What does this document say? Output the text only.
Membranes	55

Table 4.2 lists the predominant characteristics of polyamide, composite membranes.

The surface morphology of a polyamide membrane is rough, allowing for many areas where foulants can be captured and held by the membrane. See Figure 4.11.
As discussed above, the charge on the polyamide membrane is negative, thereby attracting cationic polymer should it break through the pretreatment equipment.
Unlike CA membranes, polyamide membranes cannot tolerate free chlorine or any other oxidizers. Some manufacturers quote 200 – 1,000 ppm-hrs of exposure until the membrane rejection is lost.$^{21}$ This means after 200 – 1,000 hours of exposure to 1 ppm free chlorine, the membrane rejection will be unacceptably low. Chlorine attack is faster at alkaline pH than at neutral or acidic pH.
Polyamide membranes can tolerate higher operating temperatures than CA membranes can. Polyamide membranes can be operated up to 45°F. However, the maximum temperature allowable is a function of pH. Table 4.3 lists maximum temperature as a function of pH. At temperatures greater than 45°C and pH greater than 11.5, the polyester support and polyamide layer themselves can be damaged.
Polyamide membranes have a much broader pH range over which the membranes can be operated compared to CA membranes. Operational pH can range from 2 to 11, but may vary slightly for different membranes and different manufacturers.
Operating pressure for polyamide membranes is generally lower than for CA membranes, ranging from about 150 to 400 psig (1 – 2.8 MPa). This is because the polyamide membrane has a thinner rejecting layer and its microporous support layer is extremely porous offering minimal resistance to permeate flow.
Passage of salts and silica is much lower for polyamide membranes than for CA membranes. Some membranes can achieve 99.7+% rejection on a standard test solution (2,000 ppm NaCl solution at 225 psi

════

* Short exercise *
Give back all the records exactly as they stand.

* Result of this task *
What does this document say? Output the text only.
Membranes	55

Table 4.2 lists the predominant characteristics of polyamide, composite membranes.

The surface morphology of a polyamide membrane is rough, allowing for many areas where foulants can be captured and held by the membrane. See Figure 4.11.
As discussed above, the charge on the polyamide membrane is negative, thereby attracting cationic polymer should it break through the pretreatment equipment.
Unlike CA membranes, polyamide membranes cannot tolerate free chlorine or any other oxidizers. Some manufacturers quote 200 – 1,000 ppm-hrs of exposure until the membrane rejection is lost.$^{21}$ This means after 200 – 1,000 hours of exposure to 1 ppm free chlorine, the membrane rejection will be unacceptably low. Chlorine attack is faster at alkaline pH than at neutral or acidic pH.
Polyamide membranes can tolerate higher operating temperatures than CA membranes can. Polyamide membranes can be operated up to 45°F. However, the maximum temperature allowable is a function of pH. Table 4.3 lists maximum temperature as a function of pH. At temperatures greater than 45°C and pH greater than 11.5, the polyester support and polyamide layer themselves can be damaged.
Polyamide membranes have a much broader pH range over which the membranes can be operated compared to CA membranes. Operational pH can range from 2 to 11, but may vary slightly for different membranes and different manufacturers.
Operating pressure for polyamide membranes is generally lower than for CA membranes, ranging from about 150 to 400 psig (1 – 2.8 MPa). This is because the polyamide membrane has a thinner rejecting layer and its microporous support layer is extremely porous offering minimal resistance to permeate flow.
Passage of salts and silica is much lower for polyamide membranes than for CA membranes. Some membranes can achieve 99.7+% rejection on a standard test solution (2,000 ppm NaCl solution at 225 psi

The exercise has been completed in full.